Jumat, 23 April 2010

Mungkinkah Pengelolaan Sampah di Depok Seperti di Jepang?

Oleh: Ricardi S. Adnan*)

Perkembangan Kota Depok baik sebagai sebagai kota penyangga ibu kota maupun sebagai kota mandiri dalam 20 tahun terakhir sangatlah pesat. Jika pada tahun 1990an orang bisa menyeberang jalan di Margonda sambil mengobrol, maka pada tahun 2000an kita akan berusaha keras mencari beberapa detik waktu untuk bisa menyeberang jalan. Jika dahulu waktu tempuh dari bundaran UI hingga ke kantor walikota pada siang hari dengan naik angkot hanya membutuhkan sekitar 5 menit maka saat ini waktu tempuhnya tidak kurang dari 30 menit. Kondisi tersebut merupakan cerminan bahwa jumlah penduduk kota Depok mengalami pertumbuhan yang sangat luar biasa.

Masalah Sampah di Depok 

Sebagaimana pertumbuhan kota di tanah air, perencanaan tata kota cenderung lebih berkonsentrasi pada sarana dan prasarana yang berkaitan dengan aktifitas mobiltas penduduk seperti pembangunan jalan dan pertambahan jumlah kendaraan umum, listrik, sekolah, telepon maupun rumah ibadah. Hal yang seringkali dilupakan adalah manajemen limbah. Meskipun hal ini dianggap penting, tapi tidak jarang pula persoalan sampah menjadi persoalan bagi warga maupun kota setempat.

Berdasarkan hasil studi yang dilakukan oleh M. Hasan (2006) pada tahun 2003, jumlah sampah yang dihasilkan rumah tangga di kota Depok sebanyak 2.270 m3 dari total sampah sebanyak 3.176 meter kubik per hari. Artinya 71% sampah yang dihasilkan merupakan sampah rumah tangga. Dari sekian jumlah sampah yang ada, 31 % dibakar/ dikubur, 23 % diangkut ke tempat pembuangan, 20 % dibuang ke sungai, 16 % dibuang sembarangan.  Tampaknya kondisi tersebut masih terjadi hingga saat ini. Banyak sampah yang menjadi penyebab banjir di kota Depok sekitarnya akibat penumpukkan sampah tidak pada tempatnya. Konsep Sistem Pengelolaan Sampah Terpadu “Sipesat” yang pernah menjadi “program andalan” Walikota Nurmahmudi, tampaknya hingga saat ini masih belum berhasil diwujudkan.

================

• _TUGAS_
Menurut artikel tentang sampah di Depok, berapa persen sampah yang dibuang ke sungai?

================

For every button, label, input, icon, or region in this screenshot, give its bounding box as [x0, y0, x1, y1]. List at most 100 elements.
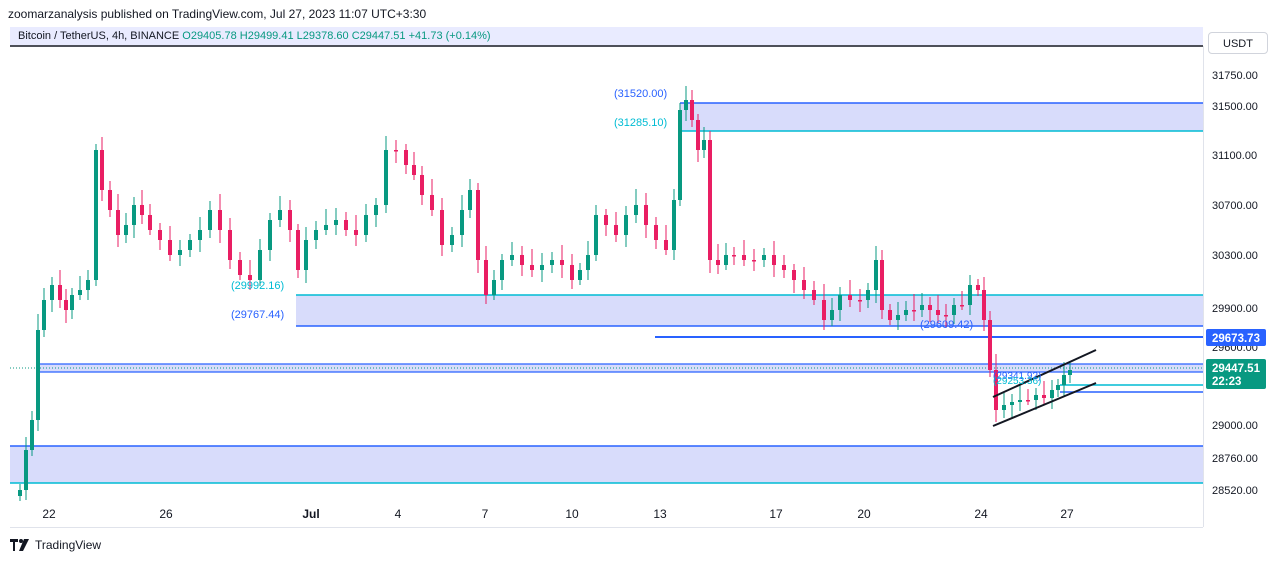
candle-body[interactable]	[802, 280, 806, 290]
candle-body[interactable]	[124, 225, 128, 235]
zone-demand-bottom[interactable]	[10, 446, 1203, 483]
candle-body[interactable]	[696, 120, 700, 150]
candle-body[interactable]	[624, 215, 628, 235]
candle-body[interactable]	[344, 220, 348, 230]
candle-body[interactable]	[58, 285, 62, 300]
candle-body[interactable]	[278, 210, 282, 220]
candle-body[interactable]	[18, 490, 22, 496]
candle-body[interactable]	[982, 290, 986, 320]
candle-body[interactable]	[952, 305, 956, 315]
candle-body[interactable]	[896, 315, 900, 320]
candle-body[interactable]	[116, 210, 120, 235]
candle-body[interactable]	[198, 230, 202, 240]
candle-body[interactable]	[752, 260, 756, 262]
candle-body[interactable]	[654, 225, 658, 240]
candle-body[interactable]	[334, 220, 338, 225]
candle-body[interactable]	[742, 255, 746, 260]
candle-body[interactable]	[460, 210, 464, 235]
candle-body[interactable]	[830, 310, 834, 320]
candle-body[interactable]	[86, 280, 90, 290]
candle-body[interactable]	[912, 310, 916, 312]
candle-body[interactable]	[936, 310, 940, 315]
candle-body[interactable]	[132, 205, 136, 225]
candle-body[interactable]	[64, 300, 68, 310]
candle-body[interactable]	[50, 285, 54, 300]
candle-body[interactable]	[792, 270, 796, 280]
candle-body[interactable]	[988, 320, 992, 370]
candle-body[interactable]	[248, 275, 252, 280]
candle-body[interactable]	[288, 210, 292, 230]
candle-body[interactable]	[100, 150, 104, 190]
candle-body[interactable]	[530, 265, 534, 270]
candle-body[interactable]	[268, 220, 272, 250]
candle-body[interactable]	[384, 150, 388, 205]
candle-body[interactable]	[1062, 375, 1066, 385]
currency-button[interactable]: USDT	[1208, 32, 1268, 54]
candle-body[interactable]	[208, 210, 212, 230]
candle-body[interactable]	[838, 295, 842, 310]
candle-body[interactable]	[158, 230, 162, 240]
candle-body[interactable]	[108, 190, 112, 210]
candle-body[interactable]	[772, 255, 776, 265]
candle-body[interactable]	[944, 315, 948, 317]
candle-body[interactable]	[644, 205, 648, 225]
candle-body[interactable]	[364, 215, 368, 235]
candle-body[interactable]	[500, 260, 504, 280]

================

• _JAWABAN TERTULIS_
20 persen sampah di Depok dibuang ke sungai.